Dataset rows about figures
-- begin --

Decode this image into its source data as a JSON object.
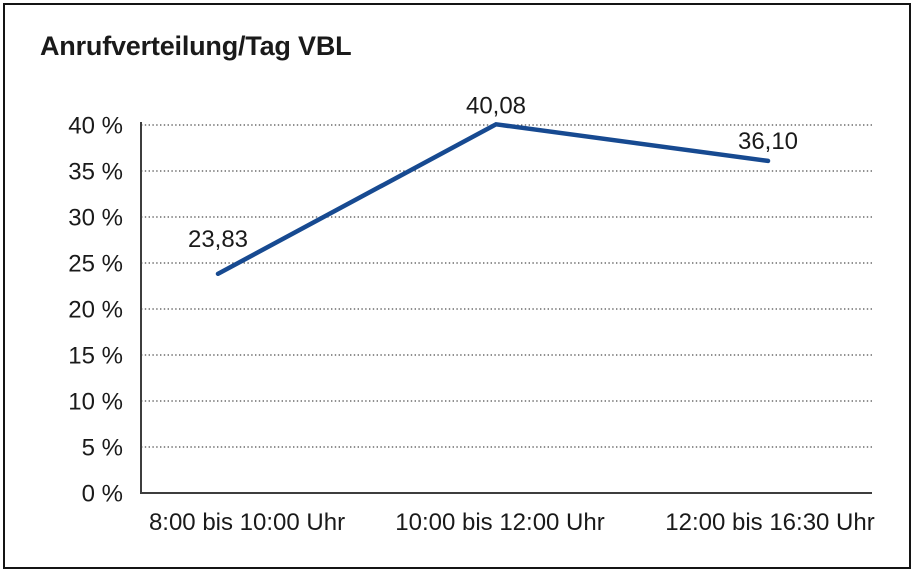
{
  "chart_data": {
    "type": "line",
    "title": "Anrufverteilung/Tag VBL",
    "categories": [
      "8:00 bis 10:00 Uhr",
      "10:00 bis 12:00 Uhr",
      "12:00 bis 16:30 Uhr"
    ],
    "values": [
      23.83,
      40.08,
      36.1
    ],
    "data_labels": [
      "23,83",
      "40,08",
      "36,10"
    ],
    "y_axis": {
      "range": [
        0,
        40
      ],
      "unit": "%",
      "ticks": [
        {
          "value": 0,
          "label": "0 %"
        },
        {
          "value": 5,
          "label": "5 %"
        },
        {
          "value": 10,
          "label": "10 %"
        },
        {
          "value": 15,
          "label": "15 %"
        },
        {
          "value": 20,
          "label": "20 %"
        },
        {
          "value": 25,
          "label": "25 %"
        },
        {
          "value": 30,
          "label": "30 %"
        },
        {
          "value": 35,
          "label": "35 %"
        },
        {
          "value": 40,
          "label": "40 %"
        }
      ]
    },
    "grid": {
      "horizontal": true,
      "style": "dotted"
    },
    "legend": "none",
    "colors": {
      "line": "#174A91",
      "text": "#1A1A1A",
      "axis": "#3D3D3D",
      "gridline": "#4D4D4D",
      "background": "#FFFFFF",
      "border": "#141414"
    }
  }
}
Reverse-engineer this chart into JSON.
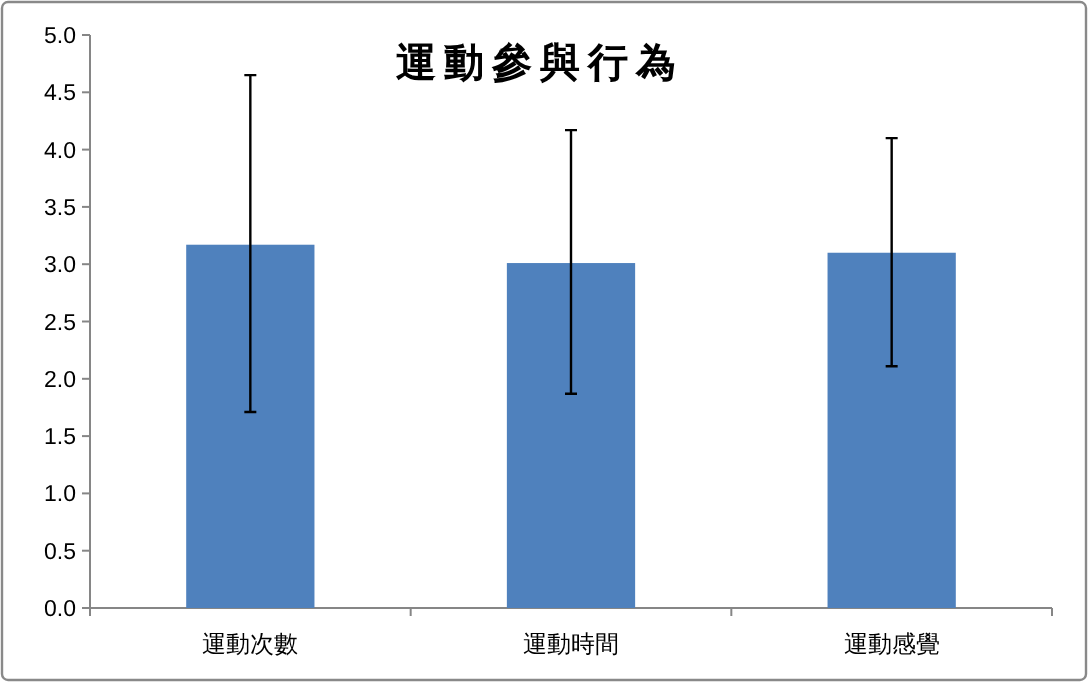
{
  "chart_data": {
    "type": "bar",
    "title": "運動參與行為",
    "categories": [
      "運動次數",
      "運動時間",
      "運動感覺"
    ],
    "values": [
      3.17,
      3.01,
      3.1
    ],
    "errors": [
      [
        1.71,
        4.65
      ],
      [
        1.87,
        4.17
      ],
      [
        2.11,
        4.1
      ]
    ],
    "color": "#4f81bd",
    "ylim": [
      0,
      5
    ],
    "yticks": [
      {
        "value": 0,
        "label": "0.0"
      },
      0.5,
      {
        "value": 1,
        "label": "1.0"
      },
      1.5,
      {
        "value": 2,
        "label": "2.0"
      },
      2.5,
      {
        "value": 3,
        "label": "3.0"
      },
      3.5,
      {
        "value": 4,
        "label": "4.0"
      },
      4.5,
      {
        "value": 5,
        "label": "5.0"
      }
    ],
    "grid": false,
    "legend": false
  }
}
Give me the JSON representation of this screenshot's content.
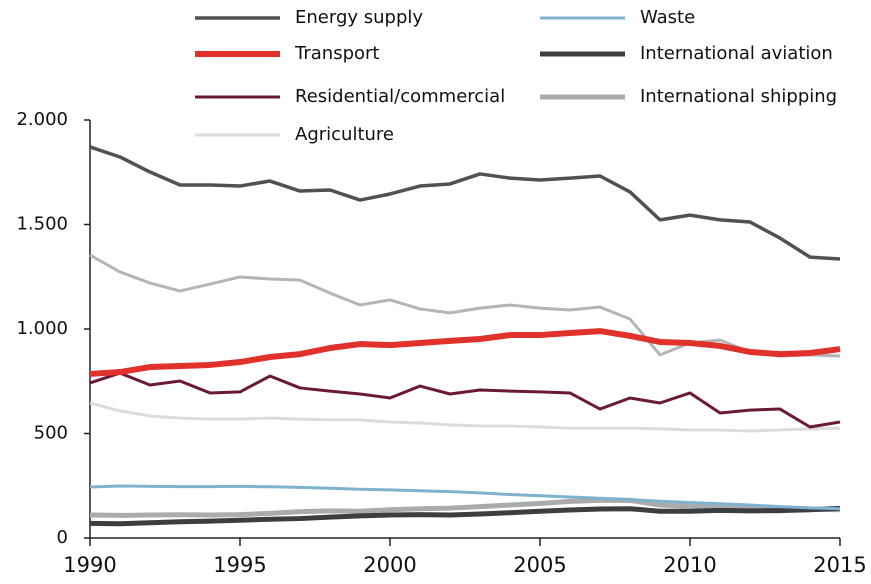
{
  "chart_data": {
    "type": "line",
    "x": [
      1990,
      1991,
      1992,
      1993,
      1994,
      1995,
      1996,
      1997,
      1998,
      1999,
      2000,
      2001,
      2002,
      2003,
      2004,
      2005,
      2006,
      2007,
      2008,
      2009,
      2010,
      2011,
      2012,
      2013,
      2014,
      2015
    ],
    "xlim": [
      1990,
      2015
    ],
    "xticks": [
      1990,
      1995,
      2000,
      2005,
      2010,
      2015
    ],
    "ylim": [
      0,
      2000
    ],
    "yticks": [
      0,
      500,
      {
        "value": 1000,
        "label": "1.000"
      },
      {
        "value": 1500,
        "label": "1.500"
      },
      {
        "value": 2000,
        "label": "2.000"
      }
    ],
    "grid": false,
    "legend": "top",
    "series": [
      {
        "name": "Energy supply",
        "color": "#4d5256",
        "line_width": 3.5,
        "values": [
          1871,
          1823,
          1751,
          1689,
          1689,
          1684,
          1708,
          1660,
          1665,
          1617,
          1646,
          1684,
          1694,
          1742,
          1722,
          1713,
          1722,
          1732,
          1656,
          1522,
          1545,
          1522,
          1512,
          1435,
          1344,
          1335
        ]
      },
      {
        "name": "Waste",
        "color": "#7fb2d0",
        "line_width": 3,
        "values": [
          244,
          249,
          247,
          246,
          246,
          247,
          245,
          242,
          238,
          233,
          230,
          226,
          222,
          216,
          208,
          202,
          196,
          190,
          184,
          176,
          170,
          164,
          158,
          150,
          144,
          140
        ]
      },
      {
        "name": "Transport",
        "color": "#e0312b",
        "line_width": 6,
        "values": [
          785,
          794,
          818,
          823,
          828,
          842,
          866,
          880,
          909,
          928,
          923,
          933,
          943,
          952,
          971,
          971,
          981,
          990,
          967,
          938,
          933,
          919,
          890,
          880,
          885,
          904
        ]
      },
      {
        "name": "International aviation",
        "color": "#3b3f42",
        "line_width": 5,
        "values": [
          70,
          68,
          73,
          78,
          81,
          85,
          90,
          93,
          100,
          106,
          110,
          112,
          110,
          115,
          121,
          128,
          134,
          139,
          140,
          128,
          128,
          132,
          130,
          131,
          135,
          142
        ]
      },
      {
        "name": "Residential/commercial",
        "color": "#6b1a35",
        "line_width": 3,
        "values": [
          742,
          789,
          732,
          751,
          694,
          699,
          775,
          718,
          703,
          689,
          670,
          727,
          689,
          708,
          703,
          699,
          694,
          617,
          670,
          646,
          694,
          598,
          612,
          617,
          531,
          555
        ]
      },
      {
        "name": "International shipping",
        "color": "#a9abad",
        "line_width": 5,
        "values": [
          110,
          108,
          110,
          111,
          110,
          112,
          118,
          126,
          130,
          128,
          135,
          140,
          143,
          150,
          158,
          165,
          175,
          180,
          180,
          158,
          152,
          150,
          140,
          138,
          138,
          135
        ]
      },
      {
        "name": "Agriculture",
        "color": "#dcdcdc",
        "line_width": 3,
        "values": [
          646,
          608,
          584,
          574,
          569,
          569,
          574,
          569,
          565,
          565,
          555,
          550,
          541,
          536,
          536,
          531,
          526,
          526,
          526,
          522,
          517,
          517,
          512,
          517,
          522,
          526
        ]
      },
      {
        "color": "#b3b5b7",
        "line_width": 3,
        "values": [
          1354,
          1273,
          1220,
          1182,
          1215,
          1249,
          1239,
          1234,
          1172,
          1115,
          1139,
          1096,
          1077,
          1100,
          1115,
          1100,
          1091,
          1105,
          1048,
          876,
          933,
          947,
          890,
          871,
          876,
          871
        ]
      }
    ]
  }
}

-- end --

Given request | Wherever a line in the data above holds "title", copy that line.

The reply |
    "title": "Anrufverteilung/Tag VBL",
    "title": "運動參與行為",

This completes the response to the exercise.